-- Begin --
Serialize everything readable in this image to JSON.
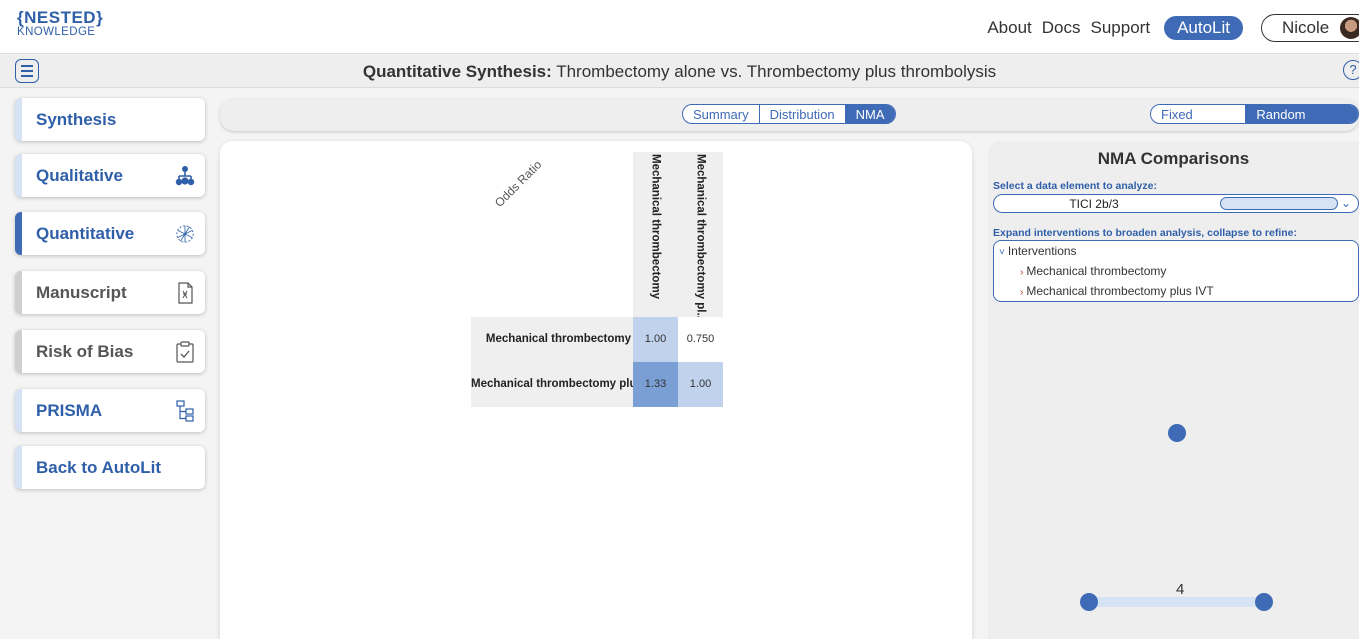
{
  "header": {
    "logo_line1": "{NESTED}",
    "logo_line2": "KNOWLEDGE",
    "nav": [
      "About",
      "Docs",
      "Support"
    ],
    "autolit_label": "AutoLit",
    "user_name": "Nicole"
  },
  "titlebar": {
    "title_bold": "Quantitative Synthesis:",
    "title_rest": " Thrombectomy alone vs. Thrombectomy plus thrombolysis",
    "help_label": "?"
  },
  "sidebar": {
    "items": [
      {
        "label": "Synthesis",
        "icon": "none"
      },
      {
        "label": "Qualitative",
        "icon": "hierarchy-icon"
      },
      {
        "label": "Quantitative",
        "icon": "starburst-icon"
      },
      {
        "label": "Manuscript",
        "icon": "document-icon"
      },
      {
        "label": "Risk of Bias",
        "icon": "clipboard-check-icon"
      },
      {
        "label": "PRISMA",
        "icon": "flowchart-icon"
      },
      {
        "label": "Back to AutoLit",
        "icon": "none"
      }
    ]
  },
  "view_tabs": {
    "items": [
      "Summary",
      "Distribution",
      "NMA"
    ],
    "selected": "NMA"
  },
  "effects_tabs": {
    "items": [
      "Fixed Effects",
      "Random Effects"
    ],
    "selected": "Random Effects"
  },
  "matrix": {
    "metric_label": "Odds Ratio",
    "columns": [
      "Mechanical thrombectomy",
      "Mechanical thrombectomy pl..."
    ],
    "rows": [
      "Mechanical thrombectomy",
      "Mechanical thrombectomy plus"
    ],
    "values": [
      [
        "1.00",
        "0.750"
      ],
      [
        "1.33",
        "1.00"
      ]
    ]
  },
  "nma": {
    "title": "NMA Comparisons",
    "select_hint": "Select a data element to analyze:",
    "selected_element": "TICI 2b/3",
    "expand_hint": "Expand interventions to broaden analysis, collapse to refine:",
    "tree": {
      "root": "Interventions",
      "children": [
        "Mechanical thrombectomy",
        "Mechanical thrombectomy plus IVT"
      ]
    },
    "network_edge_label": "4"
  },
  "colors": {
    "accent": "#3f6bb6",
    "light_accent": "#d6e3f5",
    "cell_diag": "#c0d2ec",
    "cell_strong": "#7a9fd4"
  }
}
-- End --
-- Begin --
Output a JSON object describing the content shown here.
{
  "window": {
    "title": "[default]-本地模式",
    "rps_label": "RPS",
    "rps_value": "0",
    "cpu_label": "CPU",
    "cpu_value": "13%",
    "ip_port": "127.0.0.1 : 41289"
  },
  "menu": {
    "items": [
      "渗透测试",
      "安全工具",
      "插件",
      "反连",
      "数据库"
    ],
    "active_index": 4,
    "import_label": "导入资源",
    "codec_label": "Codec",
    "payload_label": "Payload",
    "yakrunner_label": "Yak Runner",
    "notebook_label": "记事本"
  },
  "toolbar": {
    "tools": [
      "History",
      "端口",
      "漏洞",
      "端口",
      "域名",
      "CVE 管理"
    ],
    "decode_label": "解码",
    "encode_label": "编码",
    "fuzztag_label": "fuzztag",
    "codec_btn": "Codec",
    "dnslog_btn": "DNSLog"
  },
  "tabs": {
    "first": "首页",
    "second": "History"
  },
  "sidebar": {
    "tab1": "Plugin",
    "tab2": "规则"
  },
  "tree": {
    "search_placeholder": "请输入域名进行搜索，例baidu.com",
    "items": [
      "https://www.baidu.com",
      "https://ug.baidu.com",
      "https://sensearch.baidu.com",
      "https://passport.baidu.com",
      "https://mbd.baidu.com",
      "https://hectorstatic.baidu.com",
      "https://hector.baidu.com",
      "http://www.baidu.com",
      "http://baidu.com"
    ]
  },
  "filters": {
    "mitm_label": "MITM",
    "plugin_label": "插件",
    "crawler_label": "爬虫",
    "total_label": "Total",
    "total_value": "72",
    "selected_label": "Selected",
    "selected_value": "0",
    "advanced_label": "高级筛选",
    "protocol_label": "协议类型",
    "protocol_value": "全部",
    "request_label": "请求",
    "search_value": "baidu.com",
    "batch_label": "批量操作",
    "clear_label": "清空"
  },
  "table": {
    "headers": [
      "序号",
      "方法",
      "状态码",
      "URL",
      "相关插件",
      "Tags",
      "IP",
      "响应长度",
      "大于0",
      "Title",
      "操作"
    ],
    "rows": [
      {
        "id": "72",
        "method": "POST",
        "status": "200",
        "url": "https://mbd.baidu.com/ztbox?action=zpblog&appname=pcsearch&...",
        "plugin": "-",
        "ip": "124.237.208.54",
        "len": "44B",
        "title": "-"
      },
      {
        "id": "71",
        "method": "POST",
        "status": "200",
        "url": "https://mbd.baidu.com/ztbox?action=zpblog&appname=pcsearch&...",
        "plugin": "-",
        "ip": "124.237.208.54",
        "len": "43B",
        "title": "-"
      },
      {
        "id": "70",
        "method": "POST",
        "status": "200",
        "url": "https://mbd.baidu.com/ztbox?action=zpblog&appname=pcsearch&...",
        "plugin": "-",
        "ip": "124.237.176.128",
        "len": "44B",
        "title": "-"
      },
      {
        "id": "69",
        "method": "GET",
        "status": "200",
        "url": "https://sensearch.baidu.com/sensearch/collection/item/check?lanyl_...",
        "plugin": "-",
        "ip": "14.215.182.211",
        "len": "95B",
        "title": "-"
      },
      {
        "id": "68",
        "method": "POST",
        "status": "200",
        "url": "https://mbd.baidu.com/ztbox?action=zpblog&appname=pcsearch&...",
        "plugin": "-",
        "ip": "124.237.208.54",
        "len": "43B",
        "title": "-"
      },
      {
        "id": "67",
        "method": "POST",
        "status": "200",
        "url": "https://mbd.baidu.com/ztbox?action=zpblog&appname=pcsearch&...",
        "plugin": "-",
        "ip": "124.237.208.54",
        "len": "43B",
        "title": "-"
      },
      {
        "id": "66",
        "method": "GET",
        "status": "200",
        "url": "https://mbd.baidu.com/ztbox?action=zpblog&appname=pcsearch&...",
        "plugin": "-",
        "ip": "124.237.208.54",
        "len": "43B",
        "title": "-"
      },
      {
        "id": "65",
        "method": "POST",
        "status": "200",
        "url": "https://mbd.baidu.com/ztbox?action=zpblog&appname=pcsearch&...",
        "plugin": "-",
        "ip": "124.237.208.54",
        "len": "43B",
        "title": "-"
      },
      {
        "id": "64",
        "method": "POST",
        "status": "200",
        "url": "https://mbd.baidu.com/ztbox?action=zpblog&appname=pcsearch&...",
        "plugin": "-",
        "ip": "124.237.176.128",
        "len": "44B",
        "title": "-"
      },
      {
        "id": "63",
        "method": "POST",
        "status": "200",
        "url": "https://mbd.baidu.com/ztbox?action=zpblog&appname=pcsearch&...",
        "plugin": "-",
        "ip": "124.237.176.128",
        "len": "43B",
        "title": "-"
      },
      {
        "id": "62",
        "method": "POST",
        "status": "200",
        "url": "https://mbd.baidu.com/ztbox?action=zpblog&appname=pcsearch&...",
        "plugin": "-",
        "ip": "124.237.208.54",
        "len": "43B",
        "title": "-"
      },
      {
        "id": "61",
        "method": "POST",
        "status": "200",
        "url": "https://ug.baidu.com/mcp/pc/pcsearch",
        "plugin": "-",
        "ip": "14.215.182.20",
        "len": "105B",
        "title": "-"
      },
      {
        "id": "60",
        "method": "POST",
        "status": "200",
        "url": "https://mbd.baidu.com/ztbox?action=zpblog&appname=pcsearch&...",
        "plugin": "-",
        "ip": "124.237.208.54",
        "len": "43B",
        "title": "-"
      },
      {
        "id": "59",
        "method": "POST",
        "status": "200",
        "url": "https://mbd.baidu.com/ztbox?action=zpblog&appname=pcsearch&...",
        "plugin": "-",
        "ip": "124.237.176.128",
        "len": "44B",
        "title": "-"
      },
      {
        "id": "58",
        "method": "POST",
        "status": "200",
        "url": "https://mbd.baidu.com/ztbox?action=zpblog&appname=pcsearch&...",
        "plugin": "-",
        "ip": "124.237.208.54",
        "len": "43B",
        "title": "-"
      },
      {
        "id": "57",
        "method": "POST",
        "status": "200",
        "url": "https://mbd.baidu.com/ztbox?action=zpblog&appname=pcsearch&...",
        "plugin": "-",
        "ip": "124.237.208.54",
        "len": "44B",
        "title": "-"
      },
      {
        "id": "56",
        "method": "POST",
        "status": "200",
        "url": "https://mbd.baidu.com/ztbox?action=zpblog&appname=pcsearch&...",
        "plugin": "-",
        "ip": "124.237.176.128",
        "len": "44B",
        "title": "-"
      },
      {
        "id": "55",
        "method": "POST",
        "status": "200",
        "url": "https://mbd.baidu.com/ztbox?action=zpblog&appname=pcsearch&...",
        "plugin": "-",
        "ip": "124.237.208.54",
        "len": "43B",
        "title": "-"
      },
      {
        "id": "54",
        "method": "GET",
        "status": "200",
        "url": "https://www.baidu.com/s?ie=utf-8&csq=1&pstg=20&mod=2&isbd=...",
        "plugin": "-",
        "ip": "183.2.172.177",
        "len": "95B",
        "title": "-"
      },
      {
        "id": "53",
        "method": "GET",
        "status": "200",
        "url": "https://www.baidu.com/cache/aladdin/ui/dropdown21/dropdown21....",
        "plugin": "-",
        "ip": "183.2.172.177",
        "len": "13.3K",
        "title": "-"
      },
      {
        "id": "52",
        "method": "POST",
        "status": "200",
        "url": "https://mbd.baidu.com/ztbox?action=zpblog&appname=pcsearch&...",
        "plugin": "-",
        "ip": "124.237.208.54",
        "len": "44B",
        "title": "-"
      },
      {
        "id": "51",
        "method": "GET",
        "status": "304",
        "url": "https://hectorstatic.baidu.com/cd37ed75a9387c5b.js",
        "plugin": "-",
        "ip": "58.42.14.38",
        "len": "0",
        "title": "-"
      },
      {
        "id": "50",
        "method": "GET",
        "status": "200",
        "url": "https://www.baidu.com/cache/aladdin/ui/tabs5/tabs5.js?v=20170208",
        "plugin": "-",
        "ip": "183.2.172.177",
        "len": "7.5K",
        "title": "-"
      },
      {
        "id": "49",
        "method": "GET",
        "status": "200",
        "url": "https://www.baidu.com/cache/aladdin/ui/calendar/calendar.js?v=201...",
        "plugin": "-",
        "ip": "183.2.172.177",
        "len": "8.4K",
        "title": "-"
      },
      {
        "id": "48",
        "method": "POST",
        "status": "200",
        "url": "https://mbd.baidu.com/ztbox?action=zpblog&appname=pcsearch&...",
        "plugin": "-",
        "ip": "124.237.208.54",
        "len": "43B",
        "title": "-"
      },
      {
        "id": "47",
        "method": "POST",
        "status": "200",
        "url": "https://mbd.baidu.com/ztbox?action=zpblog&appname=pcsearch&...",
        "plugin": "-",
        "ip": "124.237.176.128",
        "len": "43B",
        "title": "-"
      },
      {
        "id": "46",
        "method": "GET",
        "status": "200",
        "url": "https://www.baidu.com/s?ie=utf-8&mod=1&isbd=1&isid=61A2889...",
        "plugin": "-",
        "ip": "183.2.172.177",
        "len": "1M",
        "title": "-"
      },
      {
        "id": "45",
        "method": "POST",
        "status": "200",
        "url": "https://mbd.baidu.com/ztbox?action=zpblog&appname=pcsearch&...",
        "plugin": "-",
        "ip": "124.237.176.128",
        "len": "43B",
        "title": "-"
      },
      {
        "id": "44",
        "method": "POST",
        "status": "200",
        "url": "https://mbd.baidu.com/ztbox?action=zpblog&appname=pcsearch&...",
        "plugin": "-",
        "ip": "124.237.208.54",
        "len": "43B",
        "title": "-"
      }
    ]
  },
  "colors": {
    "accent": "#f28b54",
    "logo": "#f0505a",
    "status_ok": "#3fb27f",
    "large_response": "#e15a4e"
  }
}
-- End --
-- Begin --
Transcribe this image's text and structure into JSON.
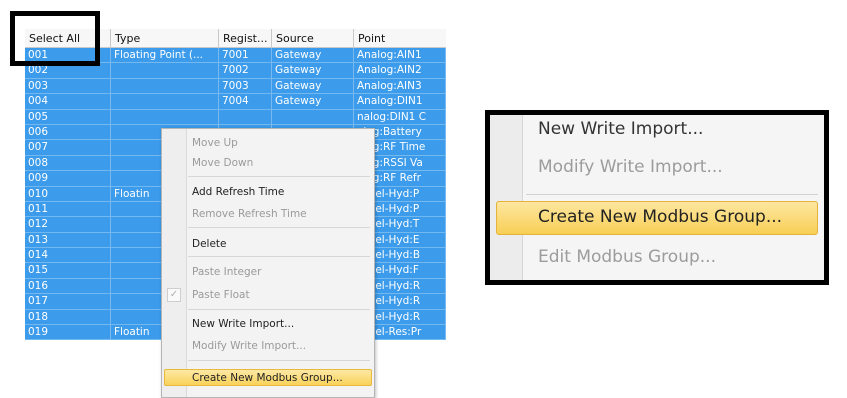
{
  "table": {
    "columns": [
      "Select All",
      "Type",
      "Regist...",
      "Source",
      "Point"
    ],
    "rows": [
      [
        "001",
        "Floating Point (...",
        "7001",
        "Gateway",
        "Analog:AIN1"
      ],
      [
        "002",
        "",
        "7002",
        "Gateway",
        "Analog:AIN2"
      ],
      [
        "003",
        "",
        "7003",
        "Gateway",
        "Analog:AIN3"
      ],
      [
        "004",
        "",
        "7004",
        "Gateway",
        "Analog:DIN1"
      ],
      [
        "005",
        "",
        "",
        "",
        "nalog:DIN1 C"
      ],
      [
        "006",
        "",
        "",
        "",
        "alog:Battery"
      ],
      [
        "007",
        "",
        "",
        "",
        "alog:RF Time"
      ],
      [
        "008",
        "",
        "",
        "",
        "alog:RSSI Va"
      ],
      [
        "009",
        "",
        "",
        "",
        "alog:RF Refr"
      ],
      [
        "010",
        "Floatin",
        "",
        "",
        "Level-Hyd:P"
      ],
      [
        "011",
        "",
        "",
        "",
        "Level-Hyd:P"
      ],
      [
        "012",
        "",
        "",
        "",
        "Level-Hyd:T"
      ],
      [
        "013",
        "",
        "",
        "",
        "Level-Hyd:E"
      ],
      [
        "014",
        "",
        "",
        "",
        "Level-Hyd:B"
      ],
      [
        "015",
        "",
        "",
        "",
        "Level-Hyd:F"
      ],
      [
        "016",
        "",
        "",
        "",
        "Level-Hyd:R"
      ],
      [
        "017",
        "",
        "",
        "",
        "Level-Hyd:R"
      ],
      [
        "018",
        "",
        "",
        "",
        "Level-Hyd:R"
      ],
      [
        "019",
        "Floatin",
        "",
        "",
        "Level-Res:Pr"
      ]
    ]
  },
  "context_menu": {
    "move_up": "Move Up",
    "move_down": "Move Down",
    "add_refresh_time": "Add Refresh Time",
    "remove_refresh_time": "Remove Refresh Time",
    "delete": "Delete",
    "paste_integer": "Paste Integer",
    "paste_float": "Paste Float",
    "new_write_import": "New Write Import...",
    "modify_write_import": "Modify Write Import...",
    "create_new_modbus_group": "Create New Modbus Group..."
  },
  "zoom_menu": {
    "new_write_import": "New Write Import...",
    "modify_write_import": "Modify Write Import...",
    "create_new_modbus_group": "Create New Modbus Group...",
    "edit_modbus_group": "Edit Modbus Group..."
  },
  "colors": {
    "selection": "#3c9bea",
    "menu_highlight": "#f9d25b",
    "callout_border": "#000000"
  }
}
-- End --
*Given exercise*
Using the records above, pull out each line where the word "Quantitative" occurs.

*Finished task*
    "title_bold": "Quantitative Synthesis:",
        "label": "Quantitative",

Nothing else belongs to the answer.